## What you have to do
Return each line that holds the word "vraiment".

══ Supplied data

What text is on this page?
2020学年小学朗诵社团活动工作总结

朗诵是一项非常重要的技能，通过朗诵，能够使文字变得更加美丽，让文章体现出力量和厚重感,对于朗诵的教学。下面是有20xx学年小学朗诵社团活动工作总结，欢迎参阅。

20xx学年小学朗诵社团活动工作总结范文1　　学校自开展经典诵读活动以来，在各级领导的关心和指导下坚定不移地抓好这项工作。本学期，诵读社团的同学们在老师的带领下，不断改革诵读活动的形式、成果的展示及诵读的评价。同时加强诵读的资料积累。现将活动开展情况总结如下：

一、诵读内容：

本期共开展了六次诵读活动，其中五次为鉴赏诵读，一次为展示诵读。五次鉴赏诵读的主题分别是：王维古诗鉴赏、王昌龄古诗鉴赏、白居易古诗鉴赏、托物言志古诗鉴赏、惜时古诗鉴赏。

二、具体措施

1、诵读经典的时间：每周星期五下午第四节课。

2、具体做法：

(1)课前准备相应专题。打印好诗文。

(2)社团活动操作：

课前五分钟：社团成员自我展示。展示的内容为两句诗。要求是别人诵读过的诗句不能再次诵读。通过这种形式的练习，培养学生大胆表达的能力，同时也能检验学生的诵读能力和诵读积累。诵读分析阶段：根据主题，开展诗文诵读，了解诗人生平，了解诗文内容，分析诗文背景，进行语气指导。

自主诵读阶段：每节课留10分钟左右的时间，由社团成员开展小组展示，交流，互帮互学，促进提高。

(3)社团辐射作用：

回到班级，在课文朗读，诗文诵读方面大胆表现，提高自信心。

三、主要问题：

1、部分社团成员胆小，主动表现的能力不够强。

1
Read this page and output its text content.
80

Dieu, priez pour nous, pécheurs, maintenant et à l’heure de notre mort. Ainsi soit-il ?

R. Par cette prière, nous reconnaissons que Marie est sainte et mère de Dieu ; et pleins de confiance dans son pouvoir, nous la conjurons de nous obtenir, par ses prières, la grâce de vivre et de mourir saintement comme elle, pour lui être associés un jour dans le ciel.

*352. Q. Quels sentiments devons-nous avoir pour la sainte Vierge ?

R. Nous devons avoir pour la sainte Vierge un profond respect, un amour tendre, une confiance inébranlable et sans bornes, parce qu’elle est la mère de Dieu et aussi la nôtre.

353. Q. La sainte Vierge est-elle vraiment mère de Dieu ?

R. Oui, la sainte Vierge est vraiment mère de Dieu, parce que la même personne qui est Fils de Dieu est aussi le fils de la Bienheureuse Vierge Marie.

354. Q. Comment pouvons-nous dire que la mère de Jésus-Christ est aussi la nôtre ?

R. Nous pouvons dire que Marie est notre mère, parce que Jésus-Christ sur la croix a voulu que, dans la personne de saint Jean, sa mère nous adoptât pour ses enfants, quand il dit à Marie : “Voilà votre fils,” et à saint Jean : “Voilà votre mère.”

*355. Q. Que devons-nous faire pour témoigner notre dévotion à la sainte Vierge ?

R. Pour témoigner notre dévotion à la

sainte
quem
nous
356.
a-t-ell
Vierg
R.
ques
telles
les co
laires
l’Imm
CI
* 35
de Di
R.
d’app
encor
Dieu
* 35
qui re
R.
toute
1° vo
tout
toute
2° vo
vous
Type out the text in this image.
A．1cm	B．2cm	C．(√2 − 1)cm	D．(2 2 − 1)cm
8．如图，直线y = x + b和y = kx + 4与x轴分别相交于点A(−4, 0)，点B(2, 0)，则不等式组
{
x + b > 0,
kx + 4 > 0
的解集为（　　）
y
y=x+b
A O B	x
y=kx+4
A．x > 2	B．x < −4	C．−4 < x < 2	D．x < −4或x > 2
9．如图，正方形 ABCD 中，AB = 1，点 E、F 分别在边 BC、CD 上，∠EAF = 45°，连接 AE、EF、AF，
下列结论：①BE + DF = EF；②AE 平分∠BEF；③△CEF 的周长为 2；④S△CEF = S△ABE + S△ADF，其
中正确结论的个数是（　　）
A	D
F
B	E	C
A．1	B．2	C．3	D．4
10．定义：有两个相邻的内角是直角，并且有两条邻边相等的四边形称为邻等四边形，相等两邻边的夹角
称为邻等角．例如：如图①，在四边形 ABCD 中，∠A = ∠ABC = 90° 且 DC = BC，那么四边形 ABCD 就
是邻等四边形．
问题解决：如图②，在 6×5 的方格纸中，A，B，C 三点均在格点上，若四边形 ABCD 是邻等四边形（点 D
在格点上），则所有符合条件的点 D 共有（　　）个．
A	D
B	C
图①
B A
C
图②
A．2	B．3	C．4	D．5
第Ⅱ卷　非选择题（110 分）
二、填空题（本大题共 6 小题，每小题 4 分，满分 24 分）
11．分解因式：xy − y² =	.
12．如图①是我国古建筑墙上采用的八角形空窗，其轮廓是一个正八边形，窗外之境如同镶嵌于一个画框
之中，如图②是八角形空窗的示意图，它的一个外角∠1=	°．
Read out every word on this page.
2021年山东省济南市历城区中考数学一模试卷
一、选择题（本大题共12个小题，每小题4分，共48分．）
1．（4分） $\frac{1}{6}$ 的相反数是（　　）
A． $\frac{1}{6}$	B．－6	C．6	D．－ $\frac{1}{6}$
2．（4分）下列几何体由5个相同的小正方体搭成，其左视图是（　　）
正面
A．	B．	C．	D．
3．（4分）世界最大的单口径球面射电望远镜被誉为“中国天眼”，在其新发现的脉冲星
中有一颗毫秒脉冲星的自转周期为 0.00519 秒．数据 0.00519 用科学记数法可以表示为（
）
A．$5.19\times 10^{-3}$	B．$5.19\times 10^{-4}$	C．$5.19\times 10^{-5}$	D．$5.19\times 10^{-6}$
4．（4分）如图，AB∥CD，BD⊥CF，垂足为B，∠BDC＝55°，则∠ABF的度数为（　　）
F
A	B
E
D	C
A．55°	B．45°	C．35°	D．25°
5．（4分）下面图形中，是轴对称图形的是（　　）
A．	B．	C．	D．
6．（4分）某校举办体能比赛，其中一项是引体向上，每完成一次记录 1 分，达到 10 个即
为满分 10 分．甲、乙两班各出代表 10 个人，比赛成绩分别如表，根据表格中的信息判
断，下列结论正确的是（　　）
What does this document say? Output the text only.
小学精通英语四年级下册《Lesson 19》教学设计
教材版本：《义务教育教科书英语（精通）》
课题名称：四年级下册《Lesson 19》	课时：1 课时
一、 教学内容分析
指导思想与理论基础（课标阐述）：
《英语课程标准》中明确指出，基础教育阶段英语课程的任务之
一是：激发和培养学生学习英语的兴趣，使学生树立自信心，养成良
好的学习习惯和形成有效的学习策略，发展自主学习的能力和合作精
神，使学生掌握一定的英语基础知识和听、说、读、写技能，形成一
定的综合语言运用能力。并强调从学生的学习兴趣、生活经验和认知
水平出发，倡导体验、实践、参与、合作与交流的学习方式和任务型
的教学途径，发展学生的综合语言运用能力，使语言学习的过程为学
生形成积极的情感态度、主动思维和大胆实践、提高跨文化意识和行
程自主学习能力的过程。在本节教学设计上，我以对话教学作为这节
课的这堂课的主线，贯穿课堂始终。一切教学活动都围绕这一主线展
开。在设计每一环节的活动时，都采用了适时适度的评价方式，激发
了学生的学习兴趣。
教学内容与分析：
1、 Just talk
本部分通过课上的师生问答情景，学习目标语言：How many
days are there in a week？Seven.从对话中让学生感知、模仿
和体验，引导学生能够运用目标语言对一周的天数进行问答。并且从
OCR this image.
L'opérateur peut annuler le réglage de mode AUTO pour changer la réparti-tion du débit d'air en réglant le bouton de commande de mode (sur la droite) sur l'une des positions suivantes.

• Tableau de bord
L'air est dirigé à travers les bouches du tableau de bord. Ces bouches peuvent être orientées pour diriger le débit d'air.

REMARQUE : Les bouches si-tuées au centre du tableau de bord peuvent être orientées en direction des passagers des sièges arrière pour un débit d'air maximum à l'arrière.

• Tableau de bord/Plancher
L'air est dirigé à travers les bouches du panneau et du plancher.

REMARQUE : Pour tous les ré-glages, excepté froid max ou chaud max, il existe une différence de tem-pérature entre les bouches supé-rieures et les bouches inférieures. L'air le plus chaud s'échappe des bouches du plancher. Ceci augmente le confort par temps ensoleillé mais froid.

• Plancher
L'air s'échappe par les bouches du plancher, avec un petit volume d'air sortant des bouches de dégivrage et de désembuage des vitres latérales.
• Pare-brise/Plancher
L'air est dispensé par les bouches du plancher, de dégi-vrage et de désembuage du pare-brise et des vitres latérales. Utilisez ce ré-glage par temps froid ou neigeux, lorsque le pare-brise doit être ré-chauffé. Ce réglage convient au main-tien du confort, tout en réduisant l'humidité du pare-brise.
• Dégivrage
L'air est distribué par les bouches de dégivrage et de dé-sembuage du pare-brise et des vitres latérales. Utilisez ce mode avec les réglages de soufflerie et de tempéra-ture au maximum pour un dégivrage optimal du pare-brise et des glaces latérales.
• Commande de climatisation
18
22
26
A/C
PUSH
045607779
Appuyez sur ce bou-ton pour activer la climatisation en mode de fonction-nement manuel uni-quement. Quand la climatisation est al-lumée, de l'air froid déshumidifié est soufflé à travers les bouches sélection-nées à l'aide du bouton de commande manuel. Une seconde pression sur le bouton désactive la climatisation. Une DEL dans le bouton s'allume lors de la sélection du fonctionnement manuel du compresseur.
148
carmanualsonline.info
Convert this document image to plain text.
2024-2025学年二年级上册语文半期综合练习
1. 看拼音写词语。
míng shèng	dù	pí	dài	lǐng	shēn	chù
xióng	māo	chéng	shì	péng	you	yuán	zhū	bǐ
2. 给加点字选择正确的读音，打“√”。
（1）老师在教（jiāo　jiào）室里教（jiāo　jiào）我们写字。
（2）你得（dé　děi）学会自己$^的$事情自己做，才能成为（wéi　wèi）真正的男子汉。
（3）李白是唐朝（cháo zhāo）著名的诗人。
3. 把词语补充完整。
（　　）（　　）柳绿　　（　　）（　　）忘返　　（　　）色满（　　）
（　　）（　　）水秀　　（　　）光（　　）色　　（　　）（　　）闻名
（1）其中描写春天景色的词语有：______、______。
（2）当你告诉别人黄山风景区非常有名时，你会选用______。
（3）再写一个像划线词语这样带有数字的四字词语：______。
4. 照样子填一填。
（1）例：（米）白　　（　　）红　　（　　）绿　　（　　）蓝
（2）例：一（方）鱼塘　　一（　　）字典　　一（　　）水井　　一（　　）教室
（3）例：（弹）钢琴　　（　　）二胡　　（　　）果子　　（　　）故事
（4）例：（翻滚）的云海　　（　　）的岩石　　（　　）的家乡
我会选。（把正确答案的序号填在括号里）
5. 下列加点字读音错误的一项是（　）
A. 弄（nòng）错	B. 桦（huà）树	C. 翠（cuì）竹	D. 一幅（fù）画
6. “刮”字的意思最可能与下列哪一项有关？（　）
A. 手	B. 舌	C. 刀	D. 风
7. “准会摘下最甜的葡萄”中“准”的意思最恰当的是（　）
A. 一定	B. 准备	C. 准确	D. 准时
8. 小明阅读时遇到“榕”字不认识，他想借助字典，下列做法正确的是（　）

════

## Task result
353. Q. La sainte Vierge est-elle vraiment mère de Dieu ?
R. Oui, la sainte Vierge est vraiment mère de Dieu, parce que la même personne qui est Fils de Dieu est aussi le fils de la Bienheureuse Vierge Marie.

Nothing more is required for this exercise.